[Items from a data source]
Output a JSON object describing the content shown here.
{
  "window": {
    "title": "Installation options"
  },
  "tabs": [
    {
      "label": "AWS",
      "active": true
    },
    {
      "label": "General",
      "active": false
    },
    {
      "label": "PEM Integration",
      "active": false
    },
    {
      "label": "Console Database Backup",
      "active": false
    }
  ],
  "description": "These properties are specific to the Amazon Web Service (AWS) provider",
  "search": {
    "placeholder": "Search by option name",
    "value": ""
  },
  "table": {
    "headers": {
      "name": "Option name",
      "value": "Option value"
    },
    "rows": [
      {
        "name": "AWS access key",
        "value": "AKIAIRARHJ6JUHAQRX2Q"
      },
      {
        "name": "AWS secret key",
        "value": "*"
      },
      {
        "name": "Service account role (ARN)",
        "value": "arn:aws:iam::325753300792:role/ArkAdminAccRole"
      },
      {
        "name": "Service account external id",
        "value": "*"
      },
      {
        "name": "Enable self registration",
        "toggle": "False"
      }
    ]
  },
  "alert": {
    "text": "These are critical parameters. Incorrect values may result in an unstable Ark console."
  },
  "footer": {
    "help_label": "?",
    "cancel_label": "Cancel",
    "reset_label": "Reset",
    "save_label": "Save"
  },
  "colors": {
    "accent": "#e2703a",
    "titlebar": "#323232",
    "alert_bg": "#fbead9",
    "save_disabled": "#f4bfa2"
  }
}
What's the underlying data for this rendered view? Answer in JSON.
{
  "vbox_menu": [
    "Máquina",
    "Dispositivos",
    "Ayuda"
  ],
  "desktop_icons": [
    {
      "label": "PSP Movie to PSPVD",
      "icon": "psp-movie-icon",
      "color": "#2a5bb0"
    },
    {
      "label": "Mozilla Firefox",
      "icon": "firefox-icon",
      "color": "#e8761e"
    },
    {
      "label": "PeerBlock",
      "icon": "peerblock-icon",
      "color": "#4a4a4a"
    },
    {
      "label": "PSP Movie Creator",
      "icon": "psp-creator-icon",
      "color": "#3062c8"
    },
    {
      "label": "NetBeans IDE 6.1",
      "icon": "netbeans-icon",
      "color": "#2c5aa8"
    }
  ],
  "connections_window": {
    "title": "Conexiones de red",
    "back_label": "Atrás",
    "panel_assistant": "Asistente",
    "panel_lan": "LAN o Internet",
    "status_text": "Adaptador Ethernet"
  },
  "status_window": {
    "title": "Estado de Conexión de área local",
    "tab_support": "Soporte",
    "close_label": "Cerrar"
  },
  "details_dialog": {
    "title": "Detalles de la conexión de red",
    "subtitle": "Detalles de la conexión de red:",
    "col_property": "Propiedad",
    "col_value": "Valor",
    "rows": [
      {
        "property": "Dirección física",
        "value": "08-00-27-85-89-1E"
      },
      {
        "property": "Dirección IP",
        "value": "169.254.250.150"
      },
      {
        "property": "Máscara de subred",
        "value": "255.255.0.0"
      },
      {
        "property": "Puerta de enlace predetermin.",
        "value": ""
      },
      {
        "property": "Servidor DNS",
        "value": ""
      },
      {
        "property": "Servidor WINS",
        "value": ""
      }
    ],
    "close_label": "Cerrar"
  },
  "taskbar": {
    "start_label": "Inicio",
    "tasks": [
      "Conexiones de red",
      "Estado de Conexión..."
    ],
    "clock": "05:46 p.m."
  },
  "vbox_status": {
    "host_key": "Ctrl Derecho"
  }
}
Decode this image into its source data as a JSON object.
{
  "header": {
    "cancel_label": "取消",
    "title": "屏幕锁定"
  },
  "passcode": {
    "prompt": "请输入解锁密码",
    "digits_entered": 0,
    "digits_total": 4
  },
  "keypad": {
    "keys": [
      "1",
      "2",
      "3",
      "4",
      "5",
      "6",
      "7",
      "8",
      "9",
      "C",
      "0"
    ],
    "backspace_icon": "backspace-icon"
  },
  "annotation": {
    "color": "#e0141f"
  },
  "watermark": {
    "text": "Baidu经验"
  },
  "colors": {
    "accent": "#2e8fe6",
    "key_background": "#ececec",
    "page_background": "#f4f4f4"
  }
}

§ WORK TO DO:
Transcribe all of the material exactly. Omit nothing.

§ TASK ANSWER:
Output a JSON object describing the content shown here.
{
  "window": {
    "title": "Installation options"
  },
  "tabs": [
    {
      "label": "AWS",
      "active": true
    },
    {
      "label": "General",
      "active": false
    },
    {
      "label": "PEM Integration",
      "active": false
    },
    {
      "label": "Console Database Backup",
      "active": false
    }
  ],
  "description": "These properties are specific to the Amazon Web Service (AWS) provider",
  "search": {
    "placeholder": "Search by option name",
    "value": ""
  },
  "table": {
    "headers": {
      "name": "Option name",
      "value": "Option value"
    },
    "rows": [
      {
        "name": "AWS access key",
        "value": "AKIAIRARHJ6JUHAQRX2Q"
      },
      {
        "name": "AWS secret key",
        "value": "*"
      },
      {
        "name": "Service account role (ARN)",
        "value": "arn:aws:iam::325753300792:role/ArkAdminAccRole"
      },
      {
        "name": "Service account external id",
        "value": "*"
      },
      {
        "name": "Enable self registration",
        "toggle": "False"
      }
    ]
  },
  "alert": {
    "text": "These are critical parameters. Incorrect values may result in an unstable Ark console."
  },
  "footer": {
    "help_label": "?",
    "cancel_label": "Cancel",
    "reset_label": "Reset",
    "save_label": "Save"
  },
  "colors": {
    "accent": "#e2703a",
    "titlebar": "#323232",
    "alert_bg": "#fbead9",
    "save_disabled": "#f4bfa2"
  }
}
What's the underlying data for this rendered view? Answer in JSON.
{
  "vbox_menu": [
    "Máquina",
    "Dispositivos",
    "Ayuda"
  ],
  "desktop_icons": [
    {
      "label": "PSP Movie to PSPVD",
      "icon": "psp-movie-icon",
      "color": "#2a5bb0"
    },
    {
      "label": "Mozilla Firefox",
      "icon": "firefox-icon",
      "color": "#e8761e"
    },
    {
      "label": "PeerBlock",
      "icon": "peerblock-icon",
      "color": "#4a4a4a"
    },
    {
      "label": "PSP Movie Creator",
      "icon": "psp-creator-icon",
      "color": "#3062c8"
    },
    {
      "label": "NetBeans IDE 6.1",
      "icon": "netbeans-icon",
      "color": "#2c5aa8"
    }
  ],
  "connections_window": {
    "title": "Conexiones de red",
    "back_label": "Atrás",
    "panel_assistant": "Asistente",
    "panel_lan": "LAN o Internet",
    "status_text": "Adaptador Ethernet"
  },
  "status_window": {
    "title": "Estado de Conexión de área local",
    "tab_support": "Soporte",
    "close_label": "Cerrar"
  },
  "details_dialog": {
    "title": "Detalles de la conexión de red",
    "subtitle": "Detalles de la conexión de red:",
    "col_property": "Propiedad",
    "col_value": "Valor",
    "rows": [
      {
        "property": "Dirección física",
        "value": "08-00-27-85-89-1E"
      },
      {
        "property": "Dirección IP",
        "value": "169.254.250.150"
      },
      {
        "property": "Máscara de subred",
        "value": "255.255.0.0"
      },
      {
        "property": "Puerta de enlace predetermin.",
        "value": ""
      },
      {
        "property": "Servidor DNS",
        "value": ""
      },
      {
        "property": "Servidor WINS",
        "value": ""
      }
    ],
    "close_label": "Cerrar"
  },
  "taskbar": {
    "start_label": "Inicio",
    "tasks": [
      "Conexiones de red",
      "Estado de Conexión..."
    ],
    "clock": "05:46 p.m."
  },
  "vbox_status": {
    "host_key": "Ctrl Derecho"
  }
}
Decode this image into its source data as a JSON object.
{
  "header": {
    "cancel_label": "取消",
    "title": "屏幕锁定"
  },
  "passcode": {
    "prompt": "请输入解锁密码",
    "digits_entered": 0,
    "digits_total": 4
  },
  "keypad": {
    "keys": [
      "1",
      "2",
      "3",
      "4",
      "5",
      "6",
      "7",
      "8",
      "9",
      "C",
      "0"
    ],
    "backspace_icon": "backspace-icon"
  },
  "annotation": {
    "color": "#e0141f"
  },
  "watermark": {
    "text": "Baidu经验"
  },
  "colors": {
    "accent": "#2e8fe6",
    "key_background": "#ececec",
    "page_background": "#f4f4f4"
  }
}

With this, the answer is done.